'''

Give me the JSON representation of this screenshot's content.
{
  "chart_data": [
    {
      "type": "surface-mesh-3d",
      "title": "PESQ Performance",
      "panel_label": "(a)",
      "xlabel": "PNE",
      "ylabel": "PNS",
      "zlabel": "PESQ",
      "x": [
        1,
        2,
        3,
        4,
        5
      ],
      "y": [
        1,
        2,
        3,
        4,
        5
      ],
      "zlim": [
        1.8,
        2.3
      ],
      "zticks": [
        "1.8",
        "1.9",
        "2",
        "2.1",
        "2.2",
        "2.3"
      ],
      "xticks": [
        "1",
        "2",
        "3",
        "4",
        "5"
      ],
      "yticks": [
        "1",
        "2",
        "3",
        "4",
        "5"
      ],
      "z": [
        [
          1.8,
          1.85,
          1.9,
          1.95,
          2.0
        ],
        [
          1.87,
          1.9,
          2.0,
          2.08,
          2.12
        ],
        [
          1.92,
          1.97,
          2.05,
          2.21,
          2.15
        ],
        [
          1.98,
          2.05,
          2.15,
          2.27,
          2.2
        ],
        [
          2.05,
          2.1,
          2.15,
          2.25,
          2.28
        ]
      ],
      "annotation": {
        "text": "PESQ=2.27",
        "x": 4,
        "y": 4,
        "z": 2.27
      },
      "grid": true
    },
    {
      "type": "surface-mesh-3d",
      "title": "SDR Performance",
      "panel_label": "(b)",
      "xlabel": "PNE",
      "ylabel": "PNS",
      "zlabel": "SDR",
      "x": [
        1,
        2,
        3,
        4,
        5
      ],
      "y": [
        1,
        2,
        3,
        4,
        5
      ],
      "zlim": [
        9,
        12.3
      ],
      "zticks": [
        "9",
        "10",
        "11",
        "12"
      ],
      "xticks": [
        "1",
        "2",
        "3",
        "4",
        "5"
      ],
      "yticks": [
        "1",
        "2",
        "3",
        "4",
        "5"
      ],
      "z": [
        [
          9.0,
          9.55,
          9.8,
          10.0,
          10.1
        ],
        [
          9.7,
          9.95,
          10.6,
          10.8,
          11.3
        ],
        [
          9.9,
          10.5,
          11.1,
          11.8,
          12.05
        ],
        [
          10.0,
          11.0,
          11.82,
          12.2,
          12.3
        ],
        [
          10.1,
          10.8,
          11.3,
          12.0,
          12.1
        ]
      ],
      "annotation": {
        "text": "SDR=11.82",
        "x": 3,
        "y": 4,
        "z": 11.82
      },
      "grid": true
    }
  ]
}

'''
'''

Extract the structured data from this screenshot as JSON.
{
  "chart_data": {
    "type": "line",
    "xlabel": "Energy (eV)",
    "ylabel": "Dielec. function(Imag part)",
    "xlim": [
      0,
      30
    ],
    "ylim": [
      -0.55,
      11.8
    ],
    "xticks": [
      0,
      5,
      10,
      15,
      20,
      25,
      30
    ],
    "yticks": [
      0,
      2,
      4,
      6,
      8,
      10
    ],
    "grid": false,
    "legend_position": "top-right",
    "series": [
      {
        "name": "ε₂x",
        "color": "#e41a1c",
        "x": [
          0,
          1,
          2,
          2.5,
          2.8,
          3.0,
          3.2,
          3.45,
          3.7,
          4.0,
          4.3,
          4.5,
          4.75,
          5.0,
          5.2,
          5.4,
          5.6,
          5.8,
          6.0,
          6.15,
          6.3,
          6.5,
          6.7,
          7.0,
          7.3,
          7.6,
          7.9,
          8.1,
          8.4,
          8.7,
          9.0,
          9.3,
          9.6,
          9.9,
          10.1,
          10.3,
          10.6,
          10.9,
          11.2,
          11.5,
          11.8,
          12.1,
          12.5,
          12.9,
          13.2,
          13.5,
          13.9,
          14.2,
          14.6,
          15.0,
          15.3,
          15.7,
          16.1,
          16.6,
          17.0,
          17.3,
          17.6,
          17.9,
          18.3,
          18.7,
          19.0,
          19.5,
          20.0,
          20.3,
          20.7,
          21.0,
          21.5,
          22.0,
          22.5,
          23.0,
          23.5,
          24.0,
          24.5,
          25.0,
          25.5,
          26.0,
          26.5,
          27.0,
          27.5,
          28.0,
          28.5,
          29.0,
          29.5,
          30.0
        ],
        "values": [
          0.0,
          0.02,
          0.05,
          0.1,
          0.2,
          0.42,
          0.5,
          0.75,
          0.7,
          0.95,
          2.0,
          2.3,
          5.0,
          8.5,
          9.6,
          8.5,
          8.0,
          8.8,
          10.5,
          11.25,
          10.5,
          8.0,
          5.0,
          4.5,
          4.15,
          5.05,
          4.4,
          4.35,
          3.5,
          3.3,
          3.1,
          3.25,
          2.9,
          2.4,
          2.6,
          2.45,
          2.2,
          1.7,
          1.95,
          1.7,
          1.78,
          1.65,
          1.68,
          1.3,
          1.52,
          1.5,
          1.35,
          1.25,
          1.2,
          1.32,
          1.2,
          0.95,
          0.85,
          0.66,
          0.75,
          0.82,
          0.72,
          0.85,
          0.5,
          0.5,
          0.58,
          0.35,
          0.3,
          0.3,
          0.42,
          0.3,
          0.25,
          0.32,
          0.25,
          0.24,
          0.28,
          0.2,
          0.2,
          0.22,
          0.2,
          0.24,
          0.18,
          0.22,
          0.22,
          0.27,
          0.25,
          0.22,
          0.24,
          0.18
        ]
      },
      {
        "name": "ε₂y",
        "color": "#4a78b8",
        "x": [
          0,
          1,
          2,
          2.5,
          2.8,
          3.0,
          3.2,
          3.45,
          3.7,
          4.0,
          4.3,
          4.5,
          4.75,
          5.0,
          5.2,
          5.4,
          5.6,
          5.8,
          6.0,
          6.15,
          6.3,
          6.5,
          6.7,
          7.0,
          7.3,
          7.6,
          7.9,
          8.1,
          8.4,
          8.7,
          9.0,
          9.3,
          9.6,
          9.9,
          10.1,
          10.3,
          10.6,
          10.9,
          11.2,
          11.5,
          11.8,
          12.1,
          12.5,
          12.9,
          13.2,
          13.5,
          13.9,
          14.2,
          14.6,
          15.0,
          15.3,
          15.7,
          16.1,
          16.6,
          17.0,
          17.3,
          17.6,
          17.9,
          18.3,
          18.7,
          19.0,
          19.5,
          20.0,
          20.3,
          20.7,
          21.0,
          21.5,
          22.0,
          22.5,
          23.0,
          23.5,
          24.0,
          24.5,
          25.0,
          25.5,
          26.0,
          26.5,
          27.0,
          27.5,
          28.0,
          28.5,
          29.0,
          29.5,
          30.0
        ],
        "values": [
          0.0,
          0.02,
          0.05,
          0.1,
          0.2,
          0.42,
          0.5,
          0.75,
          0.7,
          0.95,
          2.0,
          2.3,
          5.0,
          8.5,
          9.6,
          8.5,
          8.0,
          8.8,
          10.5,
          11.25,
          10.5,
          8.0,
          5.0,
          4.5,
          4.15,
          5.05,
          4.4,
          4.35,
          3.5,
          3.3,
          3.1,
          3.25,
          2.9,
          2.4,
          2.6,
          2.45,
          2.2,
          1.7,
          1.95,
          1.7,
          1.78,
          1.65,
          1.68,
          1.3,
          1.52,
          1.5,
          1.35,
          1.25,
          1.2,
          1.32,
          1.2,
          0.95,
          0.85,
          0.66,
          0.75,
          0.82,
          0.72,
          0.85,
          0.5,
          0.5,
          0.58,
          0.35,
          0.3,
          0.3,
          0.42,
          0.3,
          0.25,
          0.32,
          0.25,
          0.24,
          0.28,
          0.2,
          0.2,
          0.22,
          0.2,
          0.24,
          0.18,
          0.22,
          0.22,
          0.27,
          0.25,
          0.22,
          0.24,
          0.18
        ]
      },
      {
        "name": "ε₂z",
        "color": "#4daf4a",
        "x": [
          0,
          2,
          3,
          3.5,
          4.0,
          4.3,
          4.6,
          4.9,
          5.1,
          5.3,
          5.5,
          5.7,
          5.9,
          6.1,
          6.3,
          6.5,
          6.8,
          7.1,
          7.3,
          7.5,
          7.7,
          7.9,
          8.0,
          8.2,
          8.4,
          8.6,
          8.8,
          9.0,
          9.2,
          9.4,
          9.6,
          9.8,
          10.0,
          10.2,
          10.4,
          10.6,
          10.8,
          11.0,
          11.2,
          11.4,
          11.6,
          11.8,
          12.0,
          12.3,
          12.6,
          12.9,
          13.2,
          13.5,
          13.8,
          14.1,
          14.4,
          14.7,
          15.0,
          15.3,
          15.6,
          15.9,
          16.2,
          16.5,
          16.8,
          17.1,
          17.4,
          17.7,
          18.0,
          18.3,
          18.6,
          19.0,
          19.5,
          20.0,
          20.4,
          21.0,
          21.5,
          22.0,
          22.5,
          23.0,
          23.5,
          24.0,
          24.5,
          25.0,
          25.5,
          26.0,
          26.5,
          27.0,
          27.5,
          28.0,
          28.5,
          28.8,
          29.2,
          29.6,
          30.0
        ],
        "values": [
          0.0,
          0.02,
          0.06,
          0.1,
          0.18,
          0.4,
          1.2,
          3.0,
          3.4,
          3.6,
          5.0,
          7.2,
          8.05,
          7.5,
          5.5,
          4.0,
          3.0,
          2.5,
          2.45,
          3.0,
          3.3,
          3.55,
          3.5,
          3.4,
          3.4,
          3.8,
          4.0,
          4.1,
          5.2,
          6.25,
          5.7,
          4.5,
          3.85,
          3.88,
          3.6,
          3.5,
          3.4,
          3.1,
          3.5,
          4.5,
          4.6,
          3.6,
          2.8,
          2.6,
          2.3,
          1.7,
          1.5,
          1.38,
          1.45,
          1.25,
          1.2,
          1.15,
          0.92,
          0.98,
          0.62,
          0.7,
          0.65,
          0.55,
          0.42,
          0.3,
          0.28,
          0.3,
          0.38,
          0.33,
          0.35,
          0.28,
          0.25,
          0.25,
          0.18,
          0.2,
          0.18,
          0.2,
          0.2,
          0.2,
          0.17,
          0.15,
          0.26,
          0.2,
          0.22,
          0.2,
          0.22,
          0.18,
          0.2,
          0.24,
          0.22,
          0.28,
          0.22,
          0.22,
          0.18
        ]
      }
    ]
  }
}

'''

Exercise aim ▸
Look for the word "screenshot" and return every line where it occurs.

Answer in full ▸
Give me the JSON representation of this screenshot's content.
Extract the structured data from this screenshot as JSON.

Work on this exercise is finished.